-- Objective --
Each line of the listing that contains the word "Leben" is to be copied.

-- Data for the task --
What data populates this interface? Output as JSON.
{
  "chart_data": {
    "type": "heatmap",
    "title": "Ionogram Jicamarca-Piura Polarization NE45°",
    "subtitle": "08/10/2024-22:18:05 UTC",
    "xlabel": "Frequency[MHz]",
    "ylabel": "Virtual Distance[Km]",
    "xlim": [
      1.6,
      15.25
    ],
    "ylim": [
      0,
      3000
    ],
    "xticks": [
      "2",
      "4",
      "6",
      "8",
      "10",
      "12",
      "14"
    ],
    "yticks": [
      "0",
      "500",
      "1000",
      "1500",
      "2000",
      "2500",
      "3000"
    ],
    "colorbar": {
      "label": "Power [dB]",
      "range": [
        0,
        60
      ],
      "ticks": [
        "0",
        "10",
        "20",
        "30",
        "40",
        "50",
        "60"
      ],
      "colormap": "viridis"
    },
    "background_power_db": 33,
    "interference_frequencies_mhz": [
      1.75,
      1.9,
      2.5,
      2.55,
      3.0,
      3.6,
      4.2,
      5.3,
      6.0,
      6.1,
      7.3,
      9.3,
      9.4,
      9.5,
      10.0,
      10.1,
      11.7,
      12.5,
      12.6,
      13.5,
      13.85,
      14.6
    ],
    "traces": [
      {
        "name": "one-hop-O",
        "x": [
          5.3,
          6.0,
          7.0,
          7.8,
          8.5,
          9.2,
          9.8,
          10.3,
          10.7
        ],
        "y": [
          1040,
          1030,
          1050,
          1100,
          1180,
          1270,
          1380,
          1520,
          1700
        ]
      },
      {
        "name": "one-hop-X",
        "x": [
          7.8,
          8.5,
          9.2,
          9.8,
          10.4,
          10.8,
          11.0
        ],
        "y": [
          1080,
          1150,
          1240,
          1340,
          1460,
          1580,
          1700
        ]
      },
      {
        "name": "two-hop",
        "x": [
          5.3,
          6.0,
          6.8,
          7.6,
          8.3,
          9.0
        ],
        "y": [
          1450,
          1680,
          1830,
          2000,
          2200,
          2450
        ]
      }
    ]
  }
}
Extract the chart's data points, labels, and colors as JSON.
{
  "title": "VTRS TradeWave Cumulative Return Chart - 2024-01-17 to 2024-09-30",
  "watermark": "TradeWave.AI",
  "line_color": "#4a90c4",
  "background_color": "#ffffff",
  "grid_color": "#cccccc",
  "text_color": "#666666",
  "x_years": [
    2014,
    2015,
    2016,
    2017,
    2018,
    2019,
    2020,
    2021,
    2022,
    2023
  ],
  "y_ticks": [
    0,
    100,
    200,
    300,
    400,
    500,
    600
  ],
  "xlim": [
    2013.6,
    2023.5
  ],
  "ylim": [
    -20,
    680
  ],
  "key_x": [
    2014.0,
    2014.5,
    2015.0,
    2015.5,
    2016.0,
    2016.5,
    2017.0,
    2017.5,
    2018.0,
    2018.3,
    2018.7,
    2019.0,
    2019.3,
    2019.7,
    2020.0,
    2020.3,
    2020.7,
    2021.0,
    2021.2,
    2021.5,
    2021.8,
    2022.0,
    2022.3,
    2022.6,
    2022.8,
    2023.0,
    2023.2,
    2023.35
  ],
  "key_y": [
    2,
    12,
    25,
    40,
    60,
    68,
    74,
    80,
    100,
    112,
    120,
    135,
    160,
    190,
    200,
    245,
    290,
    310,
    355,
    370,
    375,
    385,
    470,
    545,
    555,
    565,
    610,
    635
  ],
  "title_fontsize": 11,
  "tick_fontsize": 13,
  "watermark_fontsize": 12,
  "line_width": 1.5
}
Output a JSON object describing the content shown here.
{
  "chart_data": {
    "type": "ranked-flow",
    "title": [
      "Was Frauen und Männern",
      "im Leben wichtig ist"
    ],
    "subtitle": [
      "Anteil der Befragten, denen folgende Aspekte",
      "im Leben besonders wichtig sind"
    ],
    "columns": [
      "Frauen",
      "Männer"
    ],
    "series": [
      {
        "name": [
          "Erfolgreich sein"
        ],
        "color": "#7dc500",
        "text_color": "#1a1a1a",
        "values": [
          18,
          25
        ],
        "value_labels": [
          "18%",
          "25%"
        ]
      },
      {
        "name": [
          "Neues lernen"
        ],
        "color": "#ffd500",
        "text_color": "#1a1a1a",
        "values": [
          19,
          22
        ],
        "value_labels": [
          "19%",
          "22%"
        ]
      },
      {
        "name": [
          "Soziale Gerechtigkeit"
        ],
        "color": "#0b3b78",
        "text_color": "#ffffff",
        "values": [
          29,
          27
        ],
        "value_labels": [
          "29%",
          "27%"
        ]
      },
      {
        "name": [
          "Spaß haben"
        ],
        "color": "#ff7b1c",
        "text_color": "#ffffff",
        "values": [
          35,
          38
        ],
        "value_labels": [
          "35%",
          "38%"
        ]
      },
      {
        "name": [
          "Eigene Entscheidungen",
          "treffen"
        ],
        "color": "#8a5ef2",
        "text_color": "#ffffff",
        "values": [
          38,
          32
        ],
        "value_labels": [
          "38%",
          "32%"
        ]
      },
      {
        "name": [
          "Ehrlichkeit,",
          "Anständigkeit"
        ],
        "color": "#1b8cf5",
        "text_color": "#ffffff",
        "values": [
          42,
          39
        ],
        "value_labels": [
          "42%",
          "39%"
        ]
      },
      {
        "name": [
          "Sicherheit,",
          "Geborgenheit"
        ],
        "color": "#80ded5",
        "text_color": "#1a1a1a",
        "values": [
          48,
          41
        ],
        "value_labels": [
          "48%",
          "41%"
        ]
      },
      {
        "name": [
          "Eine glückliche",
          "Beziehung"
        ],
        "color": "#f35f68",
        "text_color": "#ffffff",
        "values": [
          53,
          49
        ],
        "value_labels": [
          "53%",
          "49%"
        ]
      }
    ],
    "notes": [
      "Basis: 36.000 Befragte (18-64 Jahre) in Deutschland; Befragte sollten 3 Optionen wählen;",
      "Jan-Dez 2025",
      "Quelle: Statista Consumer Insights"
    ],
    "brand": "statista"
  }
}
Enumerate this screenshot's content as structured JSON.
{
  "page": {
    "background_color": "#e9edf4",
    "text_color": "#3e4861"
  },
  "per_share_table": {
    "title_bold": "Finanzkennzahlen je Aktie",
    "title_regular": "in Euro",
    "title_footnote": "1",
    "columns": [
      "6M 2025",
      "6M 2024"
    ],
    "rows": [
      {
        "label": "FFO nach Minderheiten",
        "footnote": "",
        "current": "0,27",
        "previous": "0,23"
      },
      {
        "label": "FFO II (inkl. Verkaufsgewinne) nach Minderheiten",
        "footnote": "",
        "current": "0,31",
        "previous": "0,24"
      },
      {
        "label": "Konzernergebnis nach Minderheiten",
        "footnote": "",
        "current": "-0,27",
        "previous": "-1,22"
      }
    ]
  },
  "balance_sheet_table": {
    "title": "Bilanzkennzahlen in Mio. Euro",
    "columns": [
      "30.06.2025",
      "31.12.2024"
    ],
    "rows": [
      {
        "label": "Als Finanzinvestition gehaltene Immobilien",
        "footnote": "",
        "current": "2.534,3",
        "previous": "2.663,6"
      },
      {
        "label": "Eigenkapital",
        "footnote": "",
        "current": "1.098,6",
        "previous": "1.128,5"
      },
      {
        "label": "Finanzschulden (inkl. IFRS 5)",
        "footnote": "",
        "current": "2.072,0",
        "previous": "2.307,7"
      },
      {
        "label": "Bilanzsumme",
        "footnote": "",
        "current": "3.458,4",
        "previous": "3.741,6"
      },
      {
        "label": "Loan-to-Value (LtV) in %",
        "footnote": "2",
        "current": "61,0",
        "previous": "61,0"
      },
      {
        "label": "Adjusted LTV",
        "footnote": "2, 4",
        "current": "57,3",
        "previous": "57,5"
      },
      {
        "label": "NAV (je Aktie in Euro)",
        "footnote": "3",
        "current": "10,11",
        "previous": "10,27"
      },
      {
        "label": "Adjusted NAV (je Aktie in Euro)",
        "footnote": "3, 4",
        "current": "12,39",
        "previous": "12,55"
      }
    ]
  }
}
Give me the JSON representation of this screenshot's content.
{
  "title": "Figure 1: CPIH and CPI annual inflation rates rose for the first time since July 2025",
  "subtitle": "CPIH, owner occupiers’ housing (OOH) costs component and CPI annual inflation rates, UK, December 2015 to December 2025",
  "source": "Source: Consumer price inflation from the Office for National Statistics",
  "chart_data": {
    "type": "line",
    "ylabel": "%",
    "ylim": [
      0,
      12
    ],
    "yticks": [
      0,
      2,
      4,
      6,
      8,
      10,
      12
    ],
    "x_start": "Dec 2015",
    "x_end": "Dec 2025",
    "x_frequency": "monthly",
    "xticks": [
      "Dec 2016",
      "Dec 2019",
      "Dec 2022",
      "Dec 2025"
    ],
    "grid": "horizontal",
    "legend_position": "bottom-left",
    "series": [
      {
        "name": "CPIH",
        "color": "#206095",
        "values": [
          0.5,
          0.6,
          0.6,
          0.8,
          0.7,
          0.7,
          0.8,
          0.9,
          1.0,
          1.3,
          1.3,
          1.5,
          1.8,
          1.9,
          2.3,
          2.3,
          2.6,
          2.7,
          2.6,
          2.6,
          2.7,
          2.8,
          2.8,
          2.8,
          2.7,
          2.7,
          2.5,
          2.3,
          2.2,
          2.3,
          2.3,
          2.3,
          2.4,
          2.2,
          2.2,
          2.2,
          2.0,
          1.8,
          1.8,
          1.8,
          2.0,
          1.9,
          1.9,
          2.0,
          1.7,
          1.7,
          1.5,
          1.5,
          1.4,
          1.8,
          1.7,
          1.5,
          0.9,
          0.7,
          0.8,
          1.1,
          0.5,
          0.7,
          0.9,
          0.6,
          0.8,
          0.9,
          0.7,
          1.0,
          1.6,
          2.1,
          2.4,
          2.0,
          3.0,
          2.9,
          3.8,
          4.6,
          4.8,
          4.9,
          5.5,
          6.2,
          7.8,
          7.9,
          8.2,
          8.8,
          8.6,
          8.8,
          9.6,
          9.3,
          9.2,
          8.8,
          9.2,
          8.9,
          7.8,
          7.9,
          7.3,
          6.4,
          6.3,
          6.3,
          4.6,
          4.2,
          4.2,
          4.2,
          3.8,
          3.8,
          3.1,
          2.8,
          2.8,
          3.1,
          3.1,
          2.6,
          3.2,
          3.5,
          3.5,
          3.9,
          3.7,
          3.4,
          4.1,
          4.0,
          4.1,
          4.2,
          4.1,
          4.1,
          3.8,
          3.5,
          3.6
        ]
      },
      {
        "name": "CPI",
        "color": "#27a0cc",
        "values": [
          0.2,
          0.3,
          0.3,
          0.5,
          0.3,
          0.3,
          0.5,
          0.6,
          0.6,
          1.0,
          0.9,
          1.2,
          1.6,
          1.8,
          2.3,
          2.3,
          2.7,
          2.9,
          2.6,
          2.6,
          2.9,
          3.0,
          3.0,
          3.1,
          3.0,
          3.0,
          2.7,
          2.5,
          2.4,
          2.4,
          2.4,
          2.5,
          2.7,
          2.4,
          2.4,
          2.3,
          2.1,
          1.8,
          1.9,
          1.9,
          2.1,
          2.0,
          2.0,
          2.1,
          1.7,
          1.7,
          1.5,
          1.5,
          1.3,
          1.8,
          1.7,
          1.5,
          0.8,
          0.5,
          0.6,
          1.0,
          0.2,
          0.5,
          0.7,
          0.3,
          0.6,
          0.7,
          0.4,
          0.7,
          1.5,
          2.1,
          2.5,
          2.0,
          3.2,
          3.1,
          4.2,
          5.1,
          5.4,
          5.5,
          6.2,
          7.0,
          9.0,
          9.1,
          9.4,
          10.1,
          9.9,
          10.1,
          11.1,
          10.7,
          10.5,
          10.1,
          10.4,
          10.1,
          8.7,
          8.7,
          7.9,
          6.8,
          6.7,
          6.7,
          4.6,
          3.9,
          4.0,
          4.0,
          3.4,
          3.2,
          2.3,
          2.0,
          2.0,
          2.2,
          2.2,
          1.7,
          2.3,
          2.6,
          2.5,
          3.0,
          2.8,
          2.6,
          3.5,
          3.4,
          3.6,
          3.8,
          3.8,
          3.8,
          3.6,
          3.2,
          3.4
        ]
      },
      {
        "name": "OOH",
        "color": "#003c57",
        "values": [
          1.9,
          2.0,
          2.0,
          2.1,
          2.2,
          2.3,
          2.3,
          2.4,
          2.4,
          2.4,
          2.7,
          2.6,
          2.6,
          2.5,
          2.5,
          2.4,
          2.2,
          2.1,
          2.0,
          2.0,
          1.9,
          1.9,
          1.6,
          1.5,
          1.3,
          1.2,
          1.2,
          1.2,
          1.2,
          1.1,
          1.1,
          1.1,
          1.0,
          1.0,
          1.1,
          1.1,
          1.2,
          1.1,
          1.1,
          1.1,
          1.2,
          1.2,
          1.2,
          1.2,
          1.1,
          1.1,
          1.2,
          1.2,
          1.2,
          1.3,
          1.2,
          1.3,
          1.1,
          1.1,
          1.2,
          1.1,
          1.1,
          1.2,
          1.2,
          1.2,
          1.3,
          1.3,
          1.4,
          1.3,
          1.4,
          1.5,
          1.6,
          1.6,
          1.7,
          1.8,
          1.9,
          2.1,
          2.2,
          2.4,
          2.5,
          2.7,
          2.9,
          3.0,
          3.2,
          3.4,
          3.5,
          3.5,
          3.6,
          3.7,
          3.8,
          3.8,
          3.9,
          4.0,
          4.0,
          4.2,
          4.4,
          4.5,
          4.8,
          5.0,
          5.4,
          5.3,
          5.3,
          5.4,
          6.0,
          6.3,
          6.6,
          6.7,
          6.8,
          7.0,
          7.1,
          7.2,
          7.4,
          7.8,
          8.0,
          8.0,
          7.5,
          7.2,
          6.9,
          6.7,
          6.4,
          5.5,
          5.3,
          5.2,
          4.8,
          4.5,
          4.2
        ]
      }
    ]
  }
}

-- Written response --
      "im Leben wichtig ist"
      "im Leben besonders wichtig sind"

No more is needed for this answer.